-- Start of Extracted text --

J: You did this on the side...?
DM: Yeah, on the... yeah, I had to moonlight and uh... but it was a good move for me and Frank was uh... of course, Frank became almost like a father to me, he was extremely good to me, and the Chambers, Mr. Chambers uh... really liked me, made every effort that he could to uh... help me. He owned a lot of stock in the bank at that time and he wanted me to buy his stock and everytime he got ready to sell stock he would uh... you know, he would come to me, give me the first offer, and... and even when I couldn't afford it, he'd even give me a little better price than he would anyone else, you know. And so I had ________ a lot of friends by coming into the bank and they was... it was a good move for me. And Frank was one that was really responsible for me coming, even though he didn't pay me as much as I thought he should have. But it was really good experience.
J: Was the Chambers family still as uh... as active in community and business life in Matewan at that time as they had been say in the thirties and forties and twenties.
DM: No... no... no... no, that's a time when I came into the bank the Chambers family had really become inactive. Mr. Chambers, Dan Chambers, had moved to Florida. His sons had, one moved to St. Petersburg, Florida, and one of them moved to Huntington. And uh... uh... he had two sisters, Mrs. Overstreet whose husband run the post office and he had retired from post office.
J: That would be Clair Overstreet?

-- End of Extracted text --
-- Start of Supplied data --

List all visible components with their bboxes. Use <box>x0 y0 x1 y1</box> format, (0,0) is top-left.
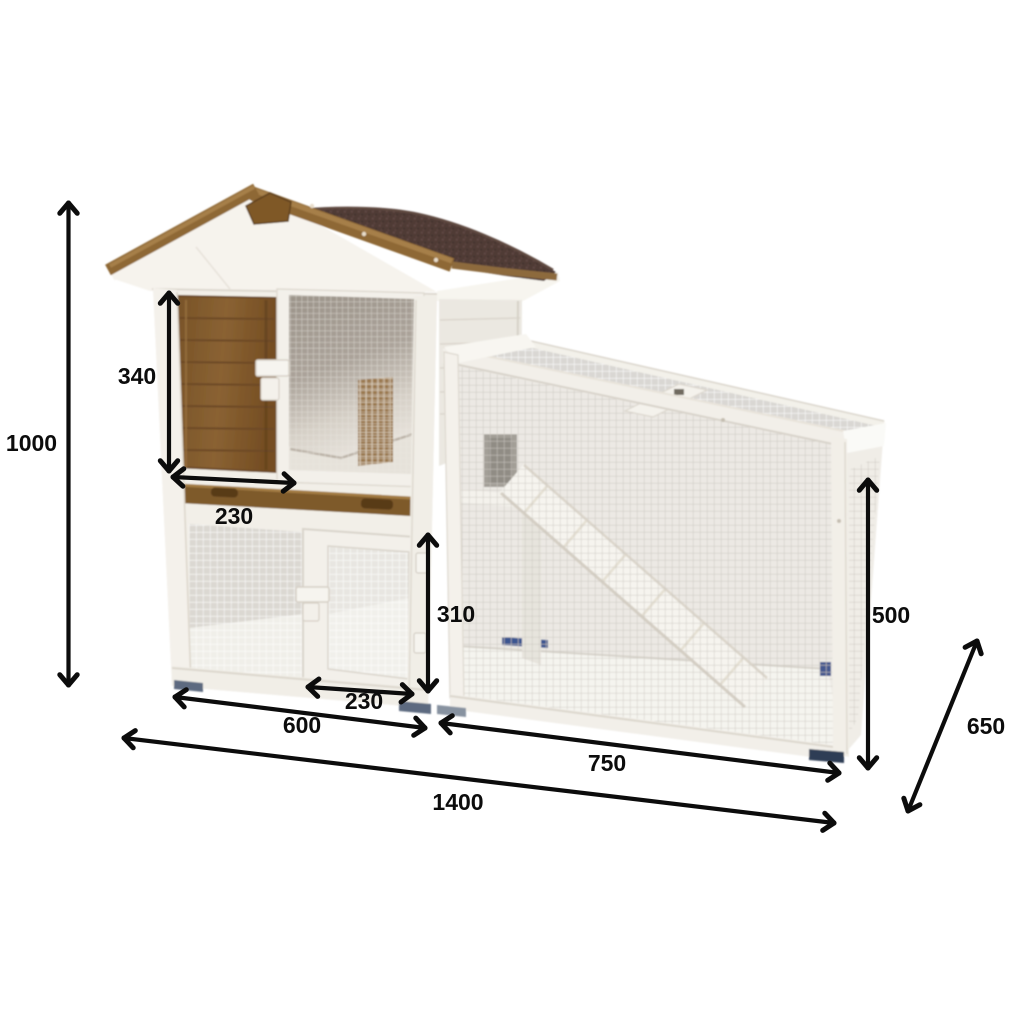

-- End of Supplied data --

## Parts of the exercise
1. According to the interview, to which state had Dan Chambers moved by the time the speaker came into the bank?
2. Based on the interview, decide whether each statement agrees with it, and give the words that decide each case: (a) Frank paid the speaker as much as the speaker thought he should have. (b) Mr. Chambers offered his stock to the speaker first. (c) By the time the speaker came into the bank, the Chambers family had become inactive.
3. Rewrite the interview passage that begins at the words "DM: Yeah, on" and stops after "really good experience.", with "experience" replaced by "training".

## Responses by task
1. Florida.

2.
(a) No: "even though he didn't pay me as much as I thought he should have."
(b) Yes: "give me the first offer"
(c) Yes: "the Chambers family had really become inactive."

3.
DM: Yeah, on the... yeah, I had to moonlight and uh... but it was a good move for me and Frank was uh... of course, Frank became almost like a father to me, he was extremely good to me, and the Chambers, Mr. Chambers uh... really liked me, made every effort that he could to uh... help me. He owned a lot of stock in the bank at that time and he wanted me to buy his stock and everytime he got ready to sell stock he would uh... you know, he would come to me, give me the first offer, and... and even when I couldn't afford it, he'd even give me a little better price than he would anyone else, you know. And so I had ________ a lot of friends by coming into the bank and they was... it was a good move for me. And Frank was one that was really responsible for me coming, even though he didn't pay me as much as I thought he should have. But it was really good training.